[start Data]
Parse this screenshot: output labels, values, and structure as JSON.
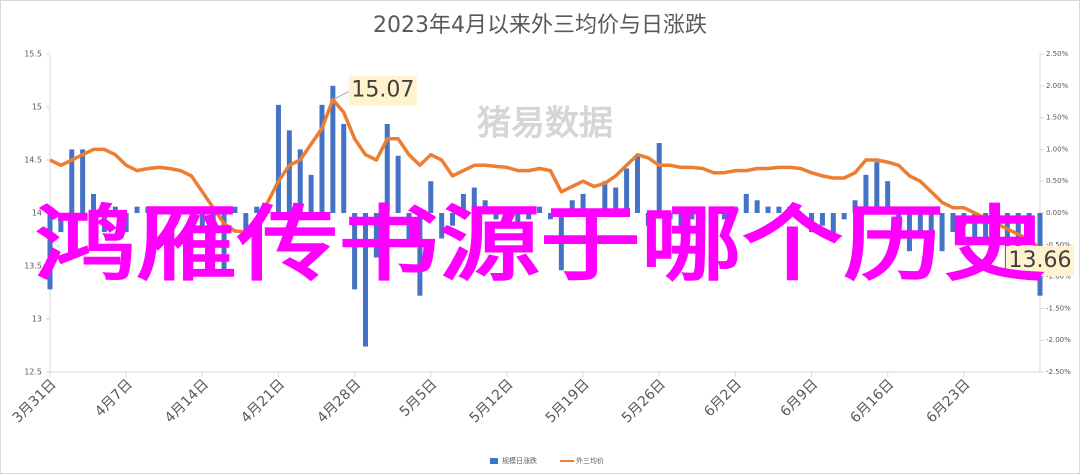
{
  "chart_data": {
    "type": "bar-line",
    "title": "2023年4月以来外三均价与日涨跌",
    "watermark": "猪易数据",
    "overlay_text": "鸿雁传书源于哪个历史",
    "overlay_color": "#ff00ff",
    "categories": [
      "3月31日",
      null,
      null,
      null,
      null,
      null,
      null,
      "4月7日",
      null,
      null,
      null,
      null,
      null,
      null,
      "4月14日",
      null,
      null,
      null,
      null,
      null,
      null,
      "4月21日",
      null,
      null,
      null,
      null,
      null,
      null,
      "4月28日",
      null,
      null,
      null,
      null,
      null,
      null,
      "5月5日",
      null,
      null,
      null,
      null,
      null,
      null,
      "5月12日",
      null,
      null,
      null,
      null,
      null,
      null,
      "5月19日",
      null,
      null,
      null,
      null,
      null,
      null,
      "5月26日",
      null,
      null,
      null,
      null,
      null,
      null,
      "6月2日",
      null,
      null,
      null,
      null,
      null,
      null,
      "6月9日",
      null,
      null,
      null,
      null,
      null,
      null,
      "6月16日",
      null,
      null,
      null,
      null,
      null,
      null,
      "6月23日",
      null,
      null,
      null,
      null,
      null,
      null,
      null
    ],
    "series": [
      {
        "name": "规模日涨跌",
        "color": "#4472c4",
        "axis": "y2",
        "kind": "bar",
        "values": [
          -1.2,
          -0.3,
          1.0,
          1.0,
          0.3,
          -0.3,
          0.1,
          -0.3,
          0.1,
          0.1,
          0.1,
          0.1,
          0.1,
          0.1,
          -0.3,
          -0.5,
          -0.9,
          0.1,
          -0.4,
          0.1,
          0.1,
          1.7,
          1.3,
          1.0,
          0.6,
          1.7,
          2.0,
          1.4,
          -1.2,
          -2.1,
          -0.7,
          1.4,
          0.9,
          -0.5,
          -1.3,
          0.5,
          -0.4,
          -0.2,
          0.3,
          0.4,
          0.2,
          -0.1,
          -0.1,
          -0.2,
          -0.1,
          0.1,
          -0.1,
          -0.9,
          0.2,
          0.3,
          -0.3,
          0.5,
          0.4,
          0.7,
          0.9,
          -0.2,
          1.1,
          -0.1,
          -0.2,
          -0.1,
          -0.1,
          -0.3,
          -0.1,
          0.1,
          0.3,
          0.2,
          0.1,
          0.1,
          0.1,
          -0.1,
          -0.3,
          -0.2,
          -0.4,
          -0.1,
          0.2,
          0.6,
          0.8,
          0.5,
          -0.2,
          -0.6,
          -0.4,
          -0.6,
          -0.6,
          -0.3,
          -0.2,
          -0.5,
          -0.4,
          -0.6,
          -0.9,
          -0.8,
          -0.3,
          -1.3
        ]
      },
      {
        "name": "外三均价",
        "color": "#ed7d31",
        "kind": "line",
        "values": [
          14.5,
          14.45,
          14.5,
          14.55,
          14.6,
          14.6,
          14.55,
          14.45,
          14.4,
          14.42,
          14.43,
          14.42,
          14.4,
          14.35,
          14.2,
          14.05,
          13.9,
          13.83,
          13.82,
          13.9,
          14.1,
          14.3,
          14.45,
          14.5,
          14.65,
          14.8,
          15.07,
          14.95,
          14.7,
          14.55,
          14.5,
          14.7,
          14.7,
          14.55,
          14.45,
          14.55,
          14.5,
          14.35,
          14.4,
          14.45,
          14.45,
          14.44,
          14.43,
          14.4,
          14.4,
          14.42,
          14.4,
          14.2,
          14.25,
          14.3,
          14.25,
          14.28,
          14.35,
          14.45,
          14.55,
          14.52,
          14.45,
          14.45,
          14.43,
          14.43,
          14.42,
          14.38,
          14.38,
          14.4,
          14.4,
          14.42,
          14.42,
          14.43,
          14.43,
          14.42,
          14.38,
          14.35,
          14.33,
          14.33,
          14.38,
          14.5,
          14.5,
          14.48,
          14.45,
          14.35,
          14.3,
          14.2,
          14.1,
          14.05,
          14.05,
          14.0,
          13.95,
          13.9,
          13.85,
          13.8,
          13.75,
          13.66
        ]
      }
    ],
    "annotations": [
      "15.07",
      "13.66"
    ],
    "ylim": [
      12.5,
      15.5
    ],
    "yticks": [
      12.5,
      13,
      13.5,
      14,
      14.5,
      15,
      15.5
    ],
    "y2lim": [
      -2.5,
      2.5
    ],
    "y2ticks": [
      {
        "value": -2.5,
        "label": "-2.50%"
      },
      {
        "value": -2.0,
        "label": "-2.00%"
      },
      {
        "value": -1.5,
        "label": "-1.50%"
      },
      {
        "value": -1.0,
        "label": "-1.00%"
      },
      {
        "value": -0.5,
        "label": "-0.50%"
      },
      {
        "value": 0,
        "label": "0.00%"
      },
      {
        "value": 0.5,
        "label": "0.50%"
      },
      {
        "value": 1.0,
        "label": "1.00%"
      },
      {
        "value": 1.5,
        "label": "1.50%"
      },
      {
        "value": 2.0,
        "label": "2.00%"
      },
      {
        "value": 2.5,
        "label": "2.50%"
      }
    ],
    "grid": false,
    "legend": "bottom"
  }
}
[end Data]
* What you have to do
Reproduce the material word for word. Any pictures should be left out of the copy.

* Solution for this task
Parse this screenshot: output labels, values, and structure as JSON.
{
  "chart_data": {
    "type": "bar-line",
    "title": "2023年4月以来外三均价与日涨跌",
    "watermark": "猪易数据",
    "overlay_text": "鸿雁传书源于哪个历史",
    "overlay_color": "#ff00ff",
    "categories": [
      "3月31日",
      null,
      null,
      null,
      null,
      null,
      null,
      "4月7日",
      null,
      null,
      null,
      null,
      null,
      null,
      "4月14日",
      null,
      null,
      null,
      null,
      null,
      null,
      "4月21日",
      null,
      null,
      null,
      null,
      null,
      null,
      "4月28日",
      null,
      null,
      null,
      null,
      null,
      null,
      "5月5日",
      null,
      null,
      null,
      null,
      null,
      null,
      "5月12日",
      null,
      null,
      null,
      null,
      null,
      null,
      "5月19日",
      null,
      null,
      null,
      null,
      null,
      null,
      "5月26日",
      null,
      null,
      null,
      null,
      null,
      null,
      "6月2日",
      null,
      null,
      null,
      null,
      null,
      null,
      "6月9日",
      null,
      null,
      null,
      null,
      null,
      null,
      "6月16日",
      null,
      null,
      null,
      null,
      null,
      null,
      "6月23日",
      null,
      null,
      null,
      null,
      null,
      null,
      null
    ],
    "series": [
      {
        "name": "规模日涨跌",
        "color": "#4472c4",
        "axis": "y2",
        "kind": "bar",
        "values": [
          -1.2,
          -0.3,
          1.0,
          1.0,
          0.3,
          -0.3,
          0.1,
          -0.3,
          0.1,
          0.1,
          0.1,
          0.1,
          0.1,
          0.1,
          -0.3,
          -0.5,
          -0.9,
          0.1,
          -0.4,
          0.1,
          0.1,
          1.7,
          1.3,
          1.0,
          0.6,
          1.7,
          2.0,
          1.4,
          -1.2,
          -2.1,
          -0.7,
          1.4,
          0.9,
          -0.5,
          -1.3,
          0.5,
          -0.4,
          -0.2,
          0.3,
          0.4,
          0.2,
          -0.1,
          -0.1,
          -0.2,
          -0.1,
          0.1,
          -0.1,
          -0.9,
          0.2,
          0.3,
          -0.3,
          0.5,
          0.4,
          0.7,
          0.9,
          -0.2,
          1.1,
          -0.1,
          -0.2,
          -0.1,
          -0.1,
          -0.3,
          -0.1,
          0.1,
          0.3,
          0.2,
          0.1,
          0.1,
          0.1,
          -0.1,
          -0.3,
          -0.2,
          -0.4,
          -0.1,
          0.2,
          0.6,
          0.8,
          0.5,
          -0.2,
          -0.6,
          -0.4,
          -0.6,
          -0.6,
          -0.3,
          -0.2,
          -0.5,
          -0.4,
          -0.6,
          -0.9,
          -0.8,
          -0.3,
          -1.3
        ]
      },
      {
        "name": "外三均价",
        "color": "#ed7d31",
        "kind": "line",
        "values": [
          14.5,
          14.45,
          14.5,
          14.55,
          14.6,
          14.6,
          14.55,
          14.45,
          14.4,
          14.42,
          14.43,
          14.42,
          14.4,
          14.35,
          14.2,
          14.05,
          13.9,
          13.83,
          13.82,
          13.9,
          14.1,
          14.3,
          14.45,
          14.5,
          14.65,
          14.8,
          15.07,
          14.95,
          14.7,
          14.55,
          14.5,
          14.7,
          14.7,
          14.55,
          14.45,
          14.55,
          14.5,
          14.35,
          14.4,
          14.45,
          14.45,
          14.44,
          14.43,
          14.4,
          14.4,
          14.42,
          14.4,
          14.2,
          14.25,
          14.3,
          14.25,
          14.28,
          14.35,
          14.45,
          14.55,
          14.52,
          14.45,
          14.45,
          14.43,
          14.43,
          14.42,
          14.38,
          14.38,
          14.4,
          14.4,
          14.42,
          14.42,
          14.43,
          14.43,
          14.42,
          14.38,
          14.35,
          14.33,
          14.33,
          14.38,
          14.5,
          14.5,
          14.48,
          14.45,
          14.35,
          14.3,
          14.2,
          14.1,
          14.05,
          14.05,
          14.0,
          13.95,
          13.9,
          13.85,
          13.8,
          13.75,
          13.66
        ]
      }
    ],
    "annotations": [
      "15.07",
      "13.66"
    ],
    "ylim": [
      12.5,
      15.5
    ],
    "yticks": [
      12.5,
      13,
      13.5,
      14,
      14.5,
      15,
      15.5
    ],
    "y2lim": [
      -2.5,
      2.5
    ],
    "y2ticks": [
      {
        "value": -2.5,
        "label": "-2.50%"
      },
      {
        "value": -2.0,
        "label": "-2.00%"
      },
      {
        "value": -1.5,
        "label": "-1.50%"
      },
      {
        "value": -1.0,
        "label": "-1.00%"
      },
      {
        "value": -0.5,
        "label": "-0.50%"
      },
      {
        "value": 0,
        "label": "0.00%"
      },
      {
        "value": 0.5,
        "label": "0.50%"
      },
      {
        "value": 1.0,
        "label": "1.00%"
      },
      {
        "value": 1.5,
        "label": "1.50%"
      },
      {
        "value": 2.0,
        "label": "2.00%"
      },
      {
        "value": 2.5,
        "label": "2.50%"
      }
    ],
    "grid": false,
    "legend": "bottom"
  }
}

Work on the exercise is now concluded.